--- START DATASET RECORDS ---

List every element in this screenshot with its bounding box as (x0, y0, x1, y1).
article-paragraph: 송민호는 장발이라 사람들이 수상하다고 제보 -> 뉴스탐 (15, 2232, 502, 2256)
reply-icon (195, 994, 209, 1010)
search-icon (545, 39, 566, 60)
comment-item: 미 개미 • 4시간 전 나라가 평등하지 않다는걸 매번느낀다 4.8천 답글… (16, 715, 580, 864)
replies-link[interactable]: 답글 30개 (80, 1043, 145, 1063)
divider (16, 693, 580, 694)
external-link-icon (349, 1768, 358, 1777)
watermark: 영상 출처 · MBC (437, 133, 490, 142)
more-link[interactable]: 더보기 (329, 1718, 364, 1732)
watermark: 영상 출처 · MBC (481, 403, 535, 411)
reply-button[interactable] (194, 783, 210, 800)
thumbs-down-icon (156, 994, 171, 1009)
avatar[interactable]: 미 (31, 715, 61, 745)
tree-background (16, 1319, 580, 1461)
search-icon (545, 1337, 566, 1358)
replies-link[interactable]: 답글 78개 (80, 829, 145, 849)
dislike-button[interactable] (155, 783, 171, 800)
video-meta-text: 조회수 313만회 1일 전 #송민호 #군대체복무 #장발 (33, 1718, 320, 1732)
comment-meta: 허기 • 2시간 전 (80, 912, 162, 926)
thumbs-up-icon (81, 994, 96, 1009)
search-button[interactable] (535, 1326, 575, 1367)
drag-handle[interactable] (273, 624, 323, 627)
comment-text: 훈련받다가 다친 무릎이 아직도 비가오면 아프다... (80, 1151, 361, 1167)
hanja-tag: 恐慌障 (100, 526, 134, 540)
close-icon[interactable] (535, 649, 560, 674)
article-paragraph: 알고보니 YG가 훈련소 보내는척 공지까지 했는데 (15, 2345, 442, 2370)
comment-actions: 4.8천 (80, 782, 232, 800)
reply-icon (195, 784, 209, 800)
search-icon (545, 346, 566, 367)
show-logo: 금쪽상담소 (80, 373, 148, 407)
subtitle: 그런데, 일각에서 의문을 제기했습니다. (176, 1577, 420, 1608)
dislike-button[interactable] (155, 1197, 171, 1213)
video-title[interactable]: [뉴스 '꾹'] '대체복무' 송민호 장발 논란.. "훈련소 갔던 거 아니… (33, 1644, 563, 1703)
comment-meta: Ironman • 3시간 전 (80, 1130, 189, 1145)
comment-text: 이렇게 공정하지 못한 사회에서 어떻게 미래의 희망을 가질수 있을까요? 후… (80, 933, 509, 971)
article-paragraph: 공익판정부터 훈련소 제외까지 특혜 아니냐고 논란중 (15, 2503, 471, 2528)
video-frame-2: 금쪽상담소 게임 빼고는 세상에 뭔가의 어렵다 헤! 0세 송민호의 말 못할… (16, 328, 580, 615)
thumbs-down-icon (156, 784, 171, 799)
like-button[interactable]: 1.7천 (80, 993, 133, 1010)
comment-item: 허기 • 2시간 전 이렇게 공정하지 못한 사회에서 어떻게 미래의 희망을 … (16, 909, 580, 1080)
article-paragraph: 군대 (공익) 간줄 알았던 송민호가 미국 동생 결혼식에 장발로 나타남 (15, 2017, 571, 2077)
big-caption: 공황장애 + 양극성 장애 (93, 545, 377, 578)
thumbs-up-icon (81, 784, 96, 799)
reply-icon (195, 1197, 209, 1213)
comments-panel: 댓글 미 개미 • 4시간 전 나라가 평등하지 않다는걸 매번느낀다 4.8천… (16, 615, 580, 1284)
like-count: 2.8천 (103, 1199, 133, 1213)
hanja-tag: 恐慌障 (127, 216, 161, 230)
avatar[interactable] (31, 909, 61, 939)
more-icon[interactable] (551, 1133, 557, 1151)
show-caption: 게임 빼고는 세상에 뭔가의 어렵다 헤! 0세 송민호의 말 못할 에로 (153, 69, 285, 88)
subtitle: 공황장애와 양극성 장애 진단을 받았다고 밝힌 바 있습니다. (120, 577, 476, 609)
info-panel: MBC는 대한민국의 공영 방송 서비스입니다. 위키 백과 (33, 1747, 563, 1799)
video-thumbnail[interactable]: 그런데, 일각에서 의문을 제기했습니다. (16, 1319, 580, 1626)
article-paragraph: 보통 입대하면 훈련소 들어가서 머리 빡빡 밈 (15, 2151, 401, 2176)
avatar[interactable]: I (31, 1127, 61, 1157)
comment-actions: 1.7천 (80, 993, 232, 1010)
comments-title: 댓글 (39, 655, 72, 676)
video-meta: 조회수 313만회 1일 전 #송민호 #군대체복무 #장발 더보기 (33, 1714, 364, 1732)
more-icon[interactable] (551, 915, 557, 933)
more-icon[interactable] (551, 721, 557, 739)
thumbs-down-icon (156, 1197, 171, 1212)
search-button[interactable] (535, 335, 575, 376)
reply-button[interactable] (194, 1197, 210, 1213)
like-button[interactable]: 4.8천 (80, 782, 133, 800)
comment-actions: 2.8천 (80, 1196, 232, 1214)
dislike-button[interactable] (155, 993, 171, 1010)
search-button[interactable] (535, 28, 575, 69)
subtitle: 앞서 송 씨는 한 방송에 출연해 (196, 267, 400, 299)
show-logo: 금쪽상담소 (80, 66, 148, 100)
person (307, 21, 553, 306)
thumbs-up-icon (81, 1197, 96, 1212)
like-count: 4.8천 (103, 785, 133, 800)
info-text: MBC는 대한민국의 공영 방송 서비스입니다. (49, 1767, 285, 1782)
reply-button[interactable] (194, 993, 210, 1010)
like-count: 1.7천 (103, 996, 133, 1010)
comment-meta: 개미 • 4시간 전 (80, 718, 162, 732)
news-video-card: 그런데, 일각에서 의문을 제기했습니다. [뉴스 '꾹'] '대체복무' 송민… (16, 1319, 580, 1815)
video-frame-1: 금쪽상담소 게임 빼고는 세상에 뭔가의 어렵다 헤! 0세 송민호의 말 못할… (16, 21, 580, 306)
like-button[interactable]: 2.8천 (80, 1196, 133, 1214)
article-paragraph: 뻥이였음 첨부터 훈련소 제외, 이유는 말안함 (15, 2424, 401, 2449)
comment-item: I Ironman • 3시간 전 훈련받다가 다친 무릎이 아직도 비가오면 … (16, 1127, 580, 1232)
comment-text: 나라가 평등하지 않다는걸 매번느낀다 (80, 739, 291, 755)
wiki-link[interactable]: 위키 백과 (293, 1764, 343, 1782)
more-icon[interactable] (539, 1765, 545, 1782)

--- END DATASET RECORDS ---

_THE REQUEST:_ Quote the material from its first line up to and including the line with "thumbs-down-icon (156, 994, 171, 1009)", reproducing each line unchanged.

_THE COMPLETED TASK:_
List every element in this screenshot with its bounding box as (x0, y0, x1, y1).
article-paragraph: 송민호는 장발이라 사람들이 수상하다고 제보 -> 뉴스탐 (15, 2232, 502, 2256)
reply-icon (195, 994, 209, 1010)
search-icon (545, 39, 566, 60)
comment-item: 미 개미 • 4시간 전 나라가 평등하지 않다는걸 매번느낀다 4.8천 답글… (16, 715, 580, 864)
replies-link[interactable]: 답글 30개 (80, 1043, 145, 1063)
divider (16, 693, 580, 694)
external-link-icon (349, 1768, 358, 1777)
watermark: 영상 출처 · MBC (437, 133, 490, 142)
more-link[interactable]: 더보기 (329, 1718, 364, 1732)
watermark: 영상 출처 · MBC (481, 403, 535, 411)
reply-button[interactable] (194, 783, 210, 800)
thumbs-down-icon (156, 994, 171, 1009)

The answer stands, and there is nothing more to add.